▶ **WRITTEN EXERCISE**:
The data below must be copied in full and without any change.

Data items:
--- Begin ---
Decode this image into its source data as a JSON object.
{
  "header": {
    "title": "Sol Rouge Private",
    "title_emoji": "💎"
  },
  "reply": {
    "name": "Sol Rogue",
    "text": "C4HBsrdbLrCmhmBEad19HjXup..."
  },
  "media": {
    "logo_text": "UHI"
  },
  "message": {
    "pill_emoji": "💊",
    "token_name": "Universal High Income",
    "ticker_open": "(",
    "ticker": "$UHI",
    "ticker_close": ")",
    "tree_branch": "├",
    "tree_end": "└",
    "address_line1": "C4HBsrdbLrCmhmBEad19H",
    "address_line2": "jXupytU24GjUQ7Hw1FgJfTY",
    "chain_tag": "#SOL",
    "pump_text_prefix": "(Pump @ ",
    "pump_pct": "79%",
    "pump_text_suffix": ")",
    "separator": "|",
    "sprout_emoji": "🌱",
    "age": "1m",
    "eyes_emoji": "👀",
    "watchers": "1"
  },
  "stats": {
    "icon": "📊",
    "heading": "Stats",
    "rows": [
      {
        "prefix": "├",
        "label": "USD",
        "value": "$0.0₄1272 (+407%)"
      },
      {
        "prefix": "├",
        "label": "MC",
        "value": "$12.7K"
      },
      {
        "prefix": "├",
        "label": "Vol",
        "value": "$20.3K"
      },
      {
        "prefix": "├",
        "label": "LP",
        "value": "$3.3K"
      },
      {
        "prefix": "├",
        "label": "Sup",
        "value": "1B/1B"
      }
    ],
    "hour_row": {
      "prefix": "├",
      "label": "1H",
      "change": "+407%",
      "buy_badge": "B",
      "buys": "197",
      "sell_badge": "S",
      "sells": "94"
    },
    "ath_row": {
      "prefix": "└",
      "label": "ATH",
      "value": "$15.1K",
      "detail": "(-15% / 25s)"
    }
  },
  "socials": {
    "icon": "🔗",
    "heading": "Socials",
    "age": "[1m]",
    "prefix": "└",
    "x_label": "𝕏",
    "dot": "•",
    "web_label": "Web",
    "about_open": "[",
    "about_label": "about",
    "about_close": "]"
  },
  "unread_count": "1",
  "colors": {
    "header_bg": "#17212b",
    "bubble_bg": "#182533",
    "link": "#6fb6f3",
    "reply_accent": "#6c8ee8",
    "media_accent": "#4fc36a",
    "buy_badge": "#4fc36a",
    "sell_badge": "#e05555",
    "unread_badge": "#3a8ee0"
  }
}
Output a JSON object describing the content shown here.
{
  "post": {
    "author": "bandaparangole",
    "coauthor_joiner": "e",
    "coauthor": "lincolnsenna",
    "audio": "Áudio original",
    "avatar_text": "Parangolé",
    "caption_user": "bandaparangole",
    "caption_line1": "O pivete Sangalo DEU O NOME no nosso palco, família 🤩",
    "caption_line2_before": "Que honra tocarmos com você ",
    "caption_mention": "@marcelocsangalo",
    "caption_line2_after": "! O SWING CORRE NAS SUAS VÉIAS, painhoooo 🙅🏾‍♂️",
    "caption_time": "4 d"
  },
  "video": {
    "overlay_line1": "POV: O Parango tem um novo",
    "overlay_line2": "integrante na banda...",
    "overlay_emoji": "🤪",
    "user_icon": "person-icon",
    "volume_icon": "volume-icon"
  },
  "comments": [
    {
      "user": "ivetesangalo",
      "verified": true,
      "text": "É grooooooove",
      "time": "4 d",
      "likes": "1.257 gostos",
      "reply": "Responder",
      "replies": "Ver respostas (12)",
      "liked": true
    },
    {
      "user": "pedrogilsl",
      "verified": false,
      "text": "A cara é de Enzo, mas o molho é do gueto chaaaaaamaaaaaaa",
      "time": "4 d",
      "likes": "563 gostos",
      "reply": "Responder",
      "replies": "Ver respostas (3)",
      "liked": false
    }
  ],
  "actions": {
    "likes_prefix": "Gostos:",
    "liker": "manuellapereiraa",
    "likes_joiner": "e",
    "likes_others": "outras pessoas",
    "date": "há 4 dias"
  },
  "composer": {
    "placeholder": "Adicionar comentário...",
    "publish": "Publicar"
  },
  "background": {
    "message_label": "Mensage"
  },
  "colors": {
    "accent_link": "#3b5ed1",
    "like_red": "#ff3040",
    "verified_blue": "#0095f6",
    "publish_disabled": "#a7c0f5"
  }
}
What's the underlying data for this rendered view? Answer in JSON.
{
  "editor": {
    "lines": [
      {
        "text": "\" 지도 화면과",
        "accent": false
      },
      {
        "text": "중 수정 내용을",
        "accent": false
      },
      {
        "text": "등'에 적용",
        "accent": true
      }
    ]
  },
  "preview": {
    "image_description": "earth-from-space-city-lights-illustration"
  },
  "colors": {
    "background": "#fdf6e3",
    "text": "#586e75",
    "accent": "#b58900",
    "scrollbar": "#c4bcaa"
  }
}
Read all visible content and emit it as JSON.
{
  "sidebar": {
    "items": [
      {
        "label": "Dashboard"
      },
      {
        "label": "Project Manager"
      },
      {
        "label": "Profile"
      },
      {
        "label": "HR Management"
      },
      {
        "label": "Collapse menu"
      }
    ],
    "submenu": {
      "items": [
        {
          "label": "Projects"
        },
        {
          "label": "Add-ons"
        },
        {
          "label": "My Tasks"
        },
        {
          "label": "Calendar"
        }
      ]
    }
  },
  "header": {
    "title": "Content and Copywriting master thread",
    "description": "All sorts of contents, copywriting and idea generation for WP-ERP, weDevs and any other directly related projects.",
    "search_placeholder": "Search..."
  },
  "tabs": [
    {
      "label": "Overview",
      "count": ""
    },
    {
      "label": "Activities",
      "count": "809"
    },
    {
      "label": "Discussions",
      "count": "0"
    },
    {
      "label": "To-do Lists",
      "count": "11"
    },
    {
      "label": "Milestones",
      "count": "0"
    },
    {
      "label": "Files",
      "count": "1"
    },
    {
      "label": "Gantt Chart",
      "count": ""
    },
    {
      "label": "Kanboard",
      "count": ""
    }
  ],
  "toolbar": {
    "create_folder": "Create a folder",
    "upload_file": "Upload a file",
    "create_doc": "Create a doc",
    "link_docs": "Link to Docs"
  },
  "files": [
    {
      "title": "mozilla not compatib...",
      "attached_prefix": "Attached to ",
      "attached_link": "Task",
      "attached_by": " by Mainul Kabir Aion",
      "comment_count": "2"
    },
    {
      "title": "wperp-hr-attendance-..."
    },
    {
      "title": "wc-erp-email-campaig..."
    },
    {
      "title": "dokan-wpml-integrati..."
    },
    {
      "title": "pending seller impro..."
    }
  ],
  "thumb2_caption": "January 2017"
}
--- End ---
▶ **FULL ANSWER**:
Decode this image into its source data as a JSON object.
{
  "header": {
    "title": "Sol Rouge Private",
    "title_emoji": "💎"
  },
  "reply": {
    "name": "Sol Rogue",
    "text": "C4HBsrdbLrCmhmBEad19HjXup..."
  },
  "media": {
    "logo_text": "UHI"
  },
  "message": {
    "pill_emoji": "💊",
    "token_name": "Universal High Income",
    "ticker_open": "(",
    "ticker": "$UHI",
    "ticker_close": ")",
    "tree_branch": "├",
    "tree_end": "└",
    "address_line1": "C4HBsrdbLrCmhmBEad19H",
    "address_line2": "jXupytU24GjUQ7Hw1FgJfTY",
    "chain_tag": "#SOL",
    "pump_text_prefix": "(Pump @ ",
    "pump_pct": "79%",
    "pump_text_suffix": ")",
    "separator": "|",
    "sprout_emoji": "🌱",
    "age": "1m",
    "eyes_emoji": "👀",
    "watchers": "1"
  },
  "stats": {
    "icon": "📊",
    "heading": "Stats",
    "rows": [
      {
        "prefix": "├",
        "label": "USD",
        "value": "$0.0₄1272 (+407%)"
      },
      {
        "prefix": "├",
        "label": "MC",
        "value": "$12.7K"
      },
      {
        "prefix": "├",
        "label": "Vol",
        "value": "$20.3K"
      },
      {
        "prefix": "├",
        "label": "LP",
        "value": "$3.3K"
      },
      {
        "prefix": "├",
        "label": "Sup",
        "value": "1B/1B"
      }
    ],
    "hour_row": {
      "prefix": "├",
      "label": "1H",
      "change": "+407%",
      "buy_badge": "B",
      "buys": "197",
      "sell_badge": "S",
      "sells": "94"
    },
    "ath_row": {
      "prefix": "└",
      "label": "ATH",
      "value": "$15.1K",
      "detail": "(-15% / 25s)"
    }
  },
  "socials": {
    "icon": "🔗",
    "heading": "Socials",
    "age": "[1m]",
    "prefix": "└",
    "x_label": "𝕏",
    "dot": "•",
    "web_label": "Web",
    "about_open": "[",
    "about_label": "about",
    "about_close": "]"
  },
  "unread_count": "1",
  "colors": {
    "header_bg": "#17212b",
    "bubble_bg": "#182533",
    "link": "#6fb6f3",
    "reply_accent": "#6c8ee8",
    "media_accent": "#4fc36a",
    "buy_badge": "#4fc36a",
    "sell_badge": "#e05555",
    "unread_badge": "#3a8ee0"
  }
}
Output a JSON object describing the content shown here.
{
  "post": {
    "author": "bandaparangole",
    "coauthor_joiner": "e",
    "coauthor": "lincolnsenna",
    "audio": "Áudio original",
    "avatar_text": "Parangolé",
    "caption_user": "bandaparangole",
    "caption_line1": "O pivete Sangalo DEU O NOME no nosso palco, família 🤩",
    "caption_line2_before": "Que honra tocarmos com você ",
    "caption_mention": "@marcelocsangalo",
    "caption_line2_after": "! O SWING CORRE NAS SUAS VÉIAS, painhoooo 🙅🏾‍♂️",
    "caption_time": "4 d"
  },
  "video": {
    "overlay_line1": "POV: O Parango tem um novo",
    "overlay_line2": "integrante na banda...",
    "overlay_emoji": "🤪",
    "user_icon": "person-icon",
    "volume_icon": "volume-icon"
  },
  "comments": [
    {
      "user": "ivetesangalo",
      "verified": true,
      "text": "É grooooooove",
      "time": "4 d",
      "likes": "1.257 gostos",
      "reply": "Responder",
      "replies": "Ver respostas (12)",
      "liked": true
    },
    {
      "user": "pedrogilsl",
      "verified": false,
      "text": "A cara é de Enzo, mas o molho é do gueto chaaaaaamaaaaaaa",
      "time": "4 d",
      "likes": "563 gostos",
      "reply": "Responder",
      "replies": "Ver respostas (3)",
      "liked": false
    }
  ],
  "actions": {
    "likes_prefix": "Gostos:",
    "liker": "manuellapereiraa",
    "likes_joiner": "e",
    "likes_others": "outras pessoas",
    "date": "há 4 dias"
  },
  "composer": {
    "placeholder": "Adicionar comentário...",
    "publish": "Publicar"
  },
  "background": {
    "message_label": "Mensage"
  },
  "colors": {
    "accent_link": "#3b5ed1",
    "like_red": "#ff3040",
    "verified_blue": "#0095f6",
    "publish_disabled": "#a7c0f5"
  }
}
What's the underlying data for this rendered view? Answer in JSON.
{
  "editor": {
    "lines": [
      {
        "text": "\" 지도 화면과",
        "accent": false
      },
      {
        "text": "중 수정 내용을",
        "accent": false
      },
      {
        "text": "등'에 적용",
        "accent": true
      }
    ]
  },
  "preview": {
    "image_description": "earth-from-space-city-lights-illustration"
  },
  "colors": {
    "background": "#fdf6e3",
    "text": "#586e75",
    "accent": "#b58900",
    "scrollbar": "#c4bcaa"
  }
}
Read all visible content and emit it as JSON.
{
  "sidebar": {
    "items": [
      {
        "label": "Dashboard"
      },
      {
        "label": "Project Manager"
      },
      {
        "label": "Profile"
      },
      {
        "label": "HR Management"
      },
      {
        "label": "Collapse menu"
      }
    ],
    "submenu": {
      "items": [
        {
          "label": "Projects"
        },
        {
          "label": "Add-ons"
        },
        {
          "label": "My Tasks"
        },
        {
          "label": "Calendar"
        }
      ]
    }
  },
  "header": {
    "title": "Content and Copywriting master thread",
    "description": "All sorts of contents, copywriting and idea generation for WP-ERP, weDevs and any other directly related projects.",
    "search_placeholder": "Search..."
  },
  "tabs": [
    {
      "label": "Overview",
      "count": ""
    },
    {
      "label": "Activities",
      "count": "809"
    },
    {
      "label": "Discussions",
      "count": "0"
    },
    {
      "label": "To-do Lists",
      "count": "11"
    },
    {
      "label": "Milestones",
      "count": "0"
    },
    {
      "label": "Files",
      "count": "1"
    },
    {
      "label": "Gantt Chart",
      "count": ""
    },
    {
      "label": "Kanboard",
      "count": ""
    }
  ],
  "toolbar": {
    "create_folder": "Create a folder",
    "upload_file": "Upload a file",
    "create_doc": "Create a doc",
    "link_docs": "Link to Docs"
  },
  "files": [
    {
      "title": "mozilla not compatib...",
      "attached_prefix": "Attached to ",
      "attached_link": "Task",
      "attached_by": " by Mainul Kabir Aion",
      "comment_count": "2"
    },
    {
      "title": "wperp-hr-attendance-..."
    },
    {
      "title": "wc-erp-email-campaig..."
    },
    {
      "title": "dokan-wpml-integrati..."
    },
    {
      "title": "pending seller impro..."
    }
  ],
  "thumb2_caption": "January 2017"
}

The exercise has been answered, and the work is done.